--- TEXT BLOCK ---
· · ·
You are here

function apachesolr_attachments_solr_document in Apache Solr Attachments 6.3

Same name and namespace in other branches
  1. 7 apachesolr_attachments.module \apachesolr_attachments_solr_document()

Builds the file-specific information for a Solr document.

Parameters

ApacheSolrDocument $document: The Solr document we are building up.

stdClass $entity: The entity we are indexing.

string $entity_type: The type of entity we're dealing with.

1 string reference to 'apachesolr_attachments_solr_document'
apachesolr_attachments_apachesolr_entity_info_alter in ./apachesolr_attachments.module
@file Indexer for the userhook_apachesolr_entity_info_alter entities for the Apachesolr module.

File

./apachesolr_attachments.module, line 72
Provides a file attachment search implementation for use with the Apache Solr module

Code

function apachesolr_attachments_solr_document(ApacheSolrDocument $document, $file, $entity_type, $env_id) {
  module_load_include('inc', 'apachesolr_attachments', 'apachesolr_attachments.index');
  $documents = array();
  $table = apachesolr_get_indexer_table('file');

  // Text is saved in the index table. Will be used by the node indexing if
  // available.
  $text = apachesolr_attachments_get_attachment_text($file);

  // If we don't have extracted text we should stop our process here
  if (empty($text)) {
    return $documents;
  }

  // Get the list of parents that we should index from the indexing table
  $parents = db_select($table, 'aie')
    ->fields('aie')
    ->condition('entity_type', 'file')
    ->condition('entity_id', $file->fid)
· · ·
--- SOURCE MATERIAL ---
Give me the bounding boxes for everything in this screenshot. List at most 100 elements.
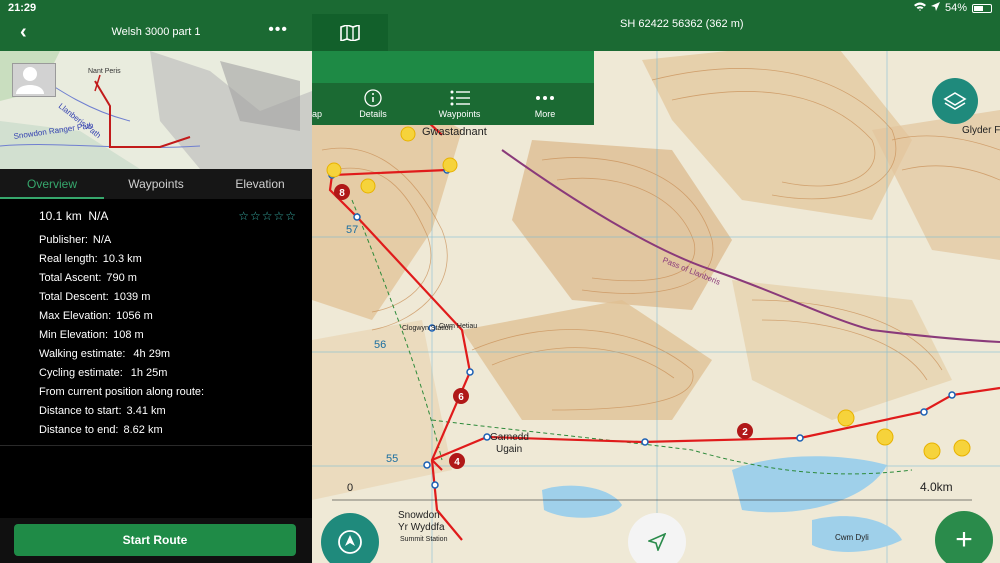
· · ·
--- TO-DO LIST ---
- a) In the Apache Solr Attachments function page, on which line of ./apachesolr_attachments.module is the function defined?
- b) Resume the code on the Apache Solr Attachments function page, starting after its last line.

--- EXPECTED RESULTS ---
- a) Line 72

- b)
    ->execute();
  foreach ($parents as $parent) {

    // load the parent entity and reset cache
    $parent_entities = entity_load($parent->parent_entity_type, array(
      $parent->parent_entity_id,
    ), NULL, TRUE);
    $parent_entity = reset($parent_entities);

    // Skip invalid entities
    if (empty($parent_entity)) {
      continue;
    }

    // Retrieve the parent entity id and bundle
    list($parent_entity_id, $parent_entity_vid, $parent_entity_bundle) = entity_extract_ids($parent->parent_entity_type, $parent_entity);
    $parent_entity_type = $parent->parent_entity_type;

    // Get a clone of the bare minimum document
    $filedocument = clone $document;

    //Get the callback array to add stuff to the document
    $callbacks = apachesolr_entity_get_callback($parent_entity_type, 'document callback');

    // Skip invalid entity types
    if (empty($callbacks)) {
      continue;
    }
    $build_documents = array();
    foreach ($callbacks as $callback) {

      // Call a type-specific callback to add stuff to the document.
      $build_documents = array_merge($build_documents, $callback($filedocument, $parent_entity, $parent_entity_type, $env_id));
    }

    // Take the top document from the stack
    $filedocument = reset($build_documents);

    // Build our separate document and overwrite basic information
    $filedocument->id = apachesolr_document_id($file->fid . '-' . $parent_entity_type . '-' . $parent_entity_id, $entity_type);
    $filedocument->url = file_create_url($file->uri);
    $path = file_stream_wrapper_get_instance_by_uri($file->uri)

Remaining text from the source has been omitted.